## WHAT YOU HAVE TO DO
Present the data once more in exactly its original form.

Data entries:
------------------------------------------------------------------------

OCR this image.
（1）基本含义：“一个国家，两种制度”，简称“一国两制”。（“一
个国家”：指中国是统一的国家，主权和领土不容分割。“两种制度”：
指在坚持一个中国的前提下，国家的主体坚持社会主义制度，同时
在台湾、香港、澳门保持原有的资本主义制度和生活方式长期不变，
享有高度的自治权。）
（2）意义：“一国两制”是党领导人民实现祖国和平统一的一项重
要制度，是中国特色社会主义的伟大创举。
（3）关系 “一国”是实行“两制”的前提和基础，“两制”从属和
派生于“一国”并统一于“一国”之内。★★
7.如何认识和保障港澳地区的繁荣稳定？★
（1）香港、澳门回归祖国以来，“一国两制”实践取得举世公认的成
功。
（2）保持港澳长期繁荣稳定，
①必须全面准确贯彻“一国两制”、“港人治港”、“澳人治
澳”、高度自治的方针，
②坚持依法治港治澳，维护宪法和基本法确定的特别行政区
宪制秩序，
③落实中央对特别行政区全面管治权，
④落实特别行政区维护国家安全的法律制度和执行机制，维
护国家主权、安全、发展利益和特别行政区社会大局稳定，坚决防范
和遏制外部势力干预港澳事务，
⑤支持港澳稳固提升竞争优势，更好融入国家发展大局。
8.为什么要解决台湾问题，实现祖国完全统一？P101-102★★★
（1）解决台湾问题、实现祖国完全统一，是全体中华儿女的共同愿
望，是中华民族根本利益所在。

------------------------------------------------------------------------

## COMPLETED EXERCISE
OCR this image.
（1）基本含义：“一个国家，两种制度”，简称“一国两制”。（“一
个国家”：指中国是统一的国家，主权和领土不容分割。“两种制度”：
指在坚持一个中国的前提下，国家的主体坚持社会主义制度，同时
在台湾、香港、澳门保持原有的资本主义制度和生活方式长期不变，
享有高度的自治权。）
（2）意义：“一国两制”是党领导人民实现祖国和平统一的一项重
要制度，是中国特色社会主义的伟大创举。
（3）关系 “一国”是实行“两制”的前提和基础，“两制”从属和
派生于“一国”并统一于“一国”之内。★★
7.如何认识和保障港澳地区的繁荣稳定？★
（1）香港、澳门回归祖国以来，“一国两制”实践取得举世公认的成
功。
（2）保持港澳长期繁荣稳定，
①必须全面准确贯彻“一国两制”、“港人治港”、“澳人治
澳”、高度自治的方针，
②坚持依法治港治澳，维护宪法和基本法确定的特别行政区
宪制秩序，
③落实中央对特别行政区全面管治权，
④落实特别行政区维护国家安全的法律制度和执行机制，维
护国家主权、安全、发展利益和特别行政区社会大局稳定，坚决防范
和遏制外部势力干预港澳事务，
⑤支持港澳稳固提升竞争优势，更好融入国家发展大局。
8.为什么要解决台湾问题，实现祖国完全统一？P101-102★★★
（1）解决台湾问题、实现祖国完全统一，是全体中华儿女的共同愿
望，是中华民族根本利益所在。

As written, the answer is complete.